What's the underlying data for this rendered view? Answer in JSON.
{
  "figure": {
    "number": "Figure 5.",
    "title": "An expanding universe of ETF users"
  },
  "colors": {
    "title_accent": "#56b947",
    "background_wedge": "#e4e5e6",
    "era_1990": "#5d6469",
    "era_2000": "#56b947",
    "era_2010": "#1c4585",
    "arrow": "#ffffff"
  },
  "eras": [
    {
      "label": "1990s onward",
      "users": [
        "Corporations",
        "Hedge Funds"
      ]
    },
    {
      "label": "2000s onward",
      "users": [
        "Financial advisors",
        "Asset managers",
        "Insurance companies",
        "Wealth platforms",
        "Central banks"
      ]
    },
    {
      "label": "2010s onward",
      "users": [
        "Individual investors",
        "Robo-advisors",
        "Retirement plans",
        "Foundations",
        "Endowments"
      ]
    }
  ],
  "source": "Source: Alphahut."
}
•••••
### STATED GOAL
Copy out every entry again, exactly as it was given.

### SOLUTION
What's the underlying data for this rendered view? Answer in JSON.
{
  "figure": {
    "number": "Figure 5.",
    "title": "An expanding universe of ETF users"
  },
  "colors": {
    "title_accent": "#56b947",
    "background_wedge": "#e4e5e6",
    "era_1990": "#5d6469",
    "era_2000": "#56b947",
    "era_2010": "#1c4585",
    "arrow": "#ffffff"
  },
  "eras": [
    {
      "label": "1990s onward",
      "users": [
        "Corporations",
        "Hedge Funds"
      ]
    },
    {
      "label": "2000s onward",
      "users": [
        "Financial advisors",
        "Asset managers",
        "Insurance companies",
        "Wealth platforms",
        "Central banks"
      ]
    },
    {
      "label": "2010s onward",
      "users": [
        "Individual investors",
        "Robo-advisors",
        "Retirement plans",
        "Foundations",
        "Endowments"
      ]
    }
  ],
  "source": "Source: Alphahut."
}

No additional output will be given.